_Data extract_
◇ ◇ ◇
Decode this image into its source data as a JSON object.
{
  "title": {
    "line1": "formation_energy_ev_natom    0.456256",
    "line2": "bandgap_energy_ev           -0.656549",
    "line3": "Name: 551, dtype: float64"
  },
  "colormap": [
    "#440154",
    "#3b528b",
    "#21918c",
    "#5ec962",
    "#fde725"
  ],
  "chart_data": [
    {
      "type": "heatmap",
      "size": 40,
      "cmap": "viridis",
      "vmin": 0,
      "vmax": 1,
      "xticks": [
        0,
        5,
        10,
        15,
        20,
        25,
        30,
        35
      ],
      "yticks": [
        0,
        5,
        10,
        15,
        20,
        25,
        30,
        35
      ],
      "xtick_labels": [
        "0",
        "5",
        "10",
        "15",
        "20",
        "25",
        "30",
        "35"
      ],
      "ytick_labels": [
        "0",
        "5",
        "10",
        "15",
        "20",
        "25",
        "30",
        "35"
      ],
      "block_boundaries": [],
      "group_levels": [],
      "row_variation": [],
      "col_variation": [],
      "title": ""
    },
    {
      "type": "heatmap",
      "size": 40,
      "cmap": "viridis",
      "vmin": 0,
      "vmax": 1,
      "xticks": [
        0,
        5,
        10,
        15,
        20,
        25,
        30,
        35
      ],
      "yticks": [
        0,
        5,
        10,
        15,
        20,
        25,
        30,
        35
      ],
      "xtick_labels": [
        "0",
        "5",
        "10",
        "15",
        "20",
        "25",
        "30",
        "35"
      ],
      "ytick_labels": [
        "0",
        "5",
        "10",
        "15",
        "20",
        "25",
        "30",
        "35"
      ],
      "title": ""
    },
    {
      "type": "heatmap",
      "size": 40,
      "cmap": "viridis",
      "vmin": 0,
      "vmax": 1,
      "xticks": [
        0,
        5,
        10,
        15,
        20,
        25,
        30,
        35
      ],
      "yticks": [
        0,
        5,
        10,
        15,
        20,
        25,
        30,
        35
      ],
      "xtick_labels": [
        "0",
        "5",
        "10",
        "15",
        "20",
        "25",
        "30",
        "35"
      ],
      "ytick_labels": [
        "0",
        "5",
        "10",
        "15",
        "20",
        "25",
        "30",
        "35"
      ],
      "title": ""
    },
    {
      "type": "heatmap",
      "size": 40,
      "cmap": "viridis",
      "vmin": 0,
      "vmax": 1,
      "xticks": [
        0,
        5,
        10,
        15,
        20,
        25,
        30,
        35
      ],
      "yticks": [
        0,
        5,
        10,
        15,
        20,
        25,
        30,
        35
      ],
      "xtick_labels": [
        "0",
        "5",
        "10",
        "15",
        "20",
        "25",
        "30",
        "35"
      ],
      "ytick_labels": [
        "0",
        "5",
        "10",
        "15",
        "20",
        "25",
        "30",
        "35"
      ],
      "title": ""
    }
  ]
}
◇ ◇ ◇
_Exercise brief_
Return the entries above exactly as they appear.

_Result for this task_
Decode this image into its source data as a JSON object.
{
  "title": {
    "line1": "formation_energy_ev_natom    0.456256",
    "line2": "bandgap_energy_ev           -0.656549",
    "line3": "Name: 551, dtype: float64"
  },
  "colormap": [
    "#440154",
    "#3b528b",
    "#21918c",
    "#5ec962",
    "#fde725"
  ],
  "chart_data": [
    {
      "type": "heatmap",
      "size": 40,
      "cmap": "viridis",
      "vmin": 0,
      "vmax": 1,
      "xticks": [
        0,
        5,
        10,
        15,
        20,
        25,
        30,
        35
      ],
      "yticks": [
        0,
        5,
        10,
        15,
        20,
        25,
        30,
        35
      ],
      "xtick_labels": [
        "0",
        "5",
        "10",
        "15",
        "20",
        "25",
        "30",
        "35"
      ],
      "ytick_labels": [
        "0",
        "5",
        "10",
        "15",
        "20",
        "25",
        "30",
        "35"
      ],
      "block_boundaries": [],
      "group_levels": [],
      "row_variation": [],
      "col_variation": [],
      "title": ""
    },
    {
      "type": "heatmap",
      "size": 40,
      "cmap": "viridis",
      "vmin": 0,
      "vmax": 1,
      "xticks": [
        0,
        5,
        10,
        15,
        20,
        25,
        30,
        35
      ],
      "yticks": [
        0,
        5,
        10,
        15,
        20,
        25,
        30,
        35
      ],
      "xtick_labels": [
        "0",
        "5",
        "10",
        "15",
        "20",
        "25",
        "30",
        "35"
      ],
      "ytick_labels": [
        "0",
        "5",
        "10",
        "15",
        "20",
        "25",
        "30",
        "35"
      ],
      "title": ""
    },
    {
      "type": "heatmap",
      "size": 40,
      "cmap": "viridis",
      "vmin": 0,
      "vmax": 1,
      "xticks": [
        0,
        5,
        10,
        15,
        20,
        25,
        30,
        35
      ],
      "yticks": [
        0,
        5,
        10,
        15,
        20,
        25,
        30,
        35
      ],
      "xtick_labels": [
        "0",
        "5",
        "10",
        "15",
        "20",
        "25",
        "30",
        "35"
      ],
      "ytick_labels": [
        "0",
        "5",
        "10",
        "15",
        "20",
        "25",
        "30",
        "35"
      ],
      "title": ""
    },
    {
      "type": "heatmap",
      "size": 40,
      "cmap": "viridis",
      "vmin": 0,
      "vmax": 1,
      "xticks": [
        0,
        5,
        10,
        15,
        20,
        25,
        30,
        35
      ],
      "yticks": [
        0,
        5,
        10,
        15,
        20,
        25,
        30,
        35
      ],
      "xtick_labels": [
        "0",
        "5",
        "10",
        "15",
        "20",
        "25",
        "30",
        "35"
      ],
      "ytick_labels": [
        "0",
        "5",
        "10",
        "15",
        "20",
        "25",
        "30",
        "35"
      ],
      "title": ""
    }
  ]
}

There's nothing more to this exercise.